§ **DIRECTIVE**: Render every entry exactly as it appears.

◆ ◆ ◆ ◆ ◆ ◆ ◆

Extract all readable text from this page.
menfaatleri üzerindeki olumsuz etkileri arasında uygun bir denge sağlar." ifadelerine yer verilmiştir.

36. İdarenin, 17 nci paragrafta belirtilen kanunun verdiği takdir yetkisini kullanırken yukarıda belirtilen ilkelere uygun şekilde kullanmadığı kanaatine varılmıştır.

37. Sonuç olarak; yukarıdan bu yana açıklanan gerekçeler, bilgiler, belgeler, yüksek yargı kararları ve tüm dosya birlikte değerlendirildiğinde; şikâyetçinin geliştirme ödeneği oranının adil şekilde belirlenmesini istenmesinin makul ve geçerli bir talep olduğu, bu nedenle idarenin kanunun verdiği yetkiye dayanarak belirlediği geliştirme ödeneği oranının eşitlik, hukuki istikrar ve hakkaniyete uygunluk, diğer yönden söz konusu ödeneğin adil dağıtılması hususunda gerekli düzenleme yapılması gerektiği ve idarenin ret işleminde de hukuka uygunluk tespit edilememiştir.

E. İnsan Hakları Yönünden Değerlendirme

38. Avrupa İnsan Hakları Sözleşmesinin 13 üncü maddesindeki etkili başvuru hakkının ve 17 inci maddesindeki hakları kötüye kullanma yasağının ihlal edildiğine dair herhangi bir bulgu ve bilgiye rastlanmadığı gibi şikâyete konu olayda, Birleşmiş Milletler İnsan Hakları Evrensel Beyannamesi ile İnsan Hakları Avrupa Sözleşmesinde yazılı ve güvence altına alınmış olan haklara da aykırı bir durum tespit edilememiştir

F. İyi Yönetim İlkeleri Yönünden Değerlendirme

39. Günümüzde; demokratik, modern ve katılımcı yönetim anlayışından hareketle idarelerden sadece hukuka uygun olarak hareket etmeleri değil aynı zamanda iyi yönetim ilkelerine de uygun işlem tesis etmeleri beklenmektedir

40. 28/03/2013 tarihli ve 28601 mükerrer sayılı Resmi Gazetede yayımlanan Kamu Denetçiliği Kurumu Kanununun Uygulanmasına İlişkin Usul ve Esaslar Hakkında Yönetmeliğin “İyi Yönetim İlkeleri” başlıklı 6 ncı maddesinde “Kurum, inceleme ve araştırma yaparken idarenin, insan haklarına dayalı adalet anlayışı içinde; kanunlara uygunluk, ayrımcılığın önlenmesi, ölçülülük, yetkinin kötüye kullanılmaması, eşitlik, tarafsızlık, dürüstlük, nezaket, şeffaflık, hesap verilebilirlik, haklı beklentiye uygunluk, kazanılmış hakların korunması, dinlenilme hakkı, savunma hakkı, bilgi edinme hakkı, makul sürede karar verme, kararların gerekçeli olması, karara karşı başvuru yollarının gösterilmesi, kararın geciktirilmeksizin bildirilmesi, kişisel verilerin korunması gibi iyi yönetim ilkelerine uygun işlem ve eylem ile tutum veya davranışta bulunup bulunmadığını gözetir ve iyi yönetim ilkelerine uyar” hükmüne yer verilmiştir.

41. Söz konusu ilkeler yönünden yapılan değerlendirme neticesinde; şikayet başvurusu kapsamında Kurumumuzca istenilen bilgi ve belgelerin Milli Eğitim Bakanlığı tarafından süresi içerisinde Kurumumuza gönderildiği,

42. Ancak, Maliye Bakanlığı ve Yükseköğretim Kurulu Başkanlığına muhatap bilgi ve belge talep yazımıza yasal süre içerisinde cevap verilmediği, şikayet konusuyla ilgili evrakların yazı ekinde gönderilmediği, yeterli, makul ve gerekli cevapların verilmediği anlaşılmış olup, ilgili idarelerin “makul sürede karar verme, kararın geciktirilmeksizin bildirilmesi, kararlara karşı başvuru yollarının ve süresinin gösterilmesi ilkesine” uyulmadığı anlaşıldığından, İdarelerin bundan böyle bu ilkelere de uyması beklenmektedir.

◆ ◆ ◆ ◆ ◆ ◆ ◆

§ **RESPONSE**:
Extract all readable text from this page.
menfaatleri üzerindeki olumsuz etkileri arasında uygun bir denge sağlar." ifadelerine yer verilmiştir.

36. İdarenin, 17 nci paragrafta belirtilen kanunun verdiği takdir yetkisini kullanırken yukarıda belirtilen ilkelere uygun şekilde kullanmadığı kanaatine varılmıştır.

37. Sonuç olarak; yukarıdan bu yana açıklanan gerekçeler, bilgiler, belgeler, yüksek yargı kararları ve tüm dosya birlikte değerlendirildiğinde; şikâyetçinin geliştirme ödeneği oranının adil şekilde belirlenmesini istenmesinin makul ve geçerli bir talep olduğu, bu nedenle idarenin kanunun verdiği yetkiye dayanarak belirlediği geliştirme ödeneği oranının eşitlik, hukuki istikrar ve hakkaniyete uygunluk, diğer yönden söz konusu ödeneğin adil dağıtılması hususunda gerekli düzenleme yapılması gerektiği ve idarenin ret işleminde de hukuka uygunluk tespit edilememiştir.

E. İnsan Hakları Yönünden Değerlendirme

38. Avrupa İnsan Hakları Sözleşmesinin 13 üncü maddesindeki etkili başvuru hakkının ve 17 inci maddesindeki hakları kötüye kullanma yasağının ihlal edildiğine dair herhangi bir bulgu ve bilgiye rastlanmadığı gibi şikâyete konu olayda, Birleşmiş Milletler İnsan Hakları Evrensel Beyannamesi ile İnsan Hakları Avrupa Sözleşmesinde yazılı ve güvence altına alınmış olan haklara da aykırı bir durum tespit edilememiştir

F. İyi Yönetim İlkeleri Yönünden Değerlendirme

39. Günümüzde; demokratik, modern ve katılımcı yönetim anlayışından hareketle idarelerden sadece hukuka uygun olarak hareket etmeleri değil aynı zamanda iyi yönetim ilkelerine de uygun işlem tesis etmeleri beklenmektedir

40. 28/03/2013 tarihli ve 28601 mükerrer sayılı Resmi Gazetede yayımlanan Kamu Denetçiliği Kurumu Kanununun Uygulanmasına İlişkin Usul ve Esaslar Hakkında Yönetmeliğin “İyi Yönetim İlkeleri” başlıklı 6 ncı maddesinde “Kurum, inceleme ve araştırma yaparken idarenin, insan haklarına dayalı adalet anlayışı içinde; kanunlara uygunluk, ayrımcılığın önlenmesi, ölçülülük, yetkinin kötüye kullanılmaması, eşitlik, tarafsızlık, dürüstlük, nezaket, şeffaflık, hesap verilebilirlik, haklı beklentiye uygunluk, kazanılmış hakların korunması, dinlenilme hakkı, savunma hakkı, bilgi edinme hakkı, makul sürede karar verme, kararların gerekçeli olması, karara karşı başvuru yollarının gösterilmesi, kararın geciktirilmeksizin bildirilmesi, kişisel verilerin korunması gibi iyi yönetim ilkelerine uygun işlem ve eylem ile tutum veya davranışta bulunup bulunmadığını gözetir ve iyi yönetim ilkelerine uyar” hükmüne yer verilmiştir.

41. Söz konusu ilkeler yönünden yapılan değerlendirme neticesinde; şikayet başvurusu kapsamında Kurumumuzca istenilen bilgi ve belgelerin Milli Eğitim Bakanlığı tarafından süresi içerisinde Kurumumuza gönderildiği,

42. Ancak, Maliye Bakanlığı ve Yükseköğretim Kurulu Başkanlığına muhatap bilgi ve belge talep yazımıza yasal süre içerisinde cevap verilmediği, şikayet konusuyla ilgili evrakların yazı ekinde gönderilmediği, yeterli, makul ve gerekli cevapların verilmediği anlaşılmış olup, ilgili idarelerin “makul sürede karar verme, kararın geciktirilmeksizin bildirilmesi, kararlara karşı başvuru yollarının ve süresinin gösterilmesi ilkesine” uyulmadığı anlaşıldığından, İdarelerin bundan böyle bu ilkelere de uyması beklenmektedir.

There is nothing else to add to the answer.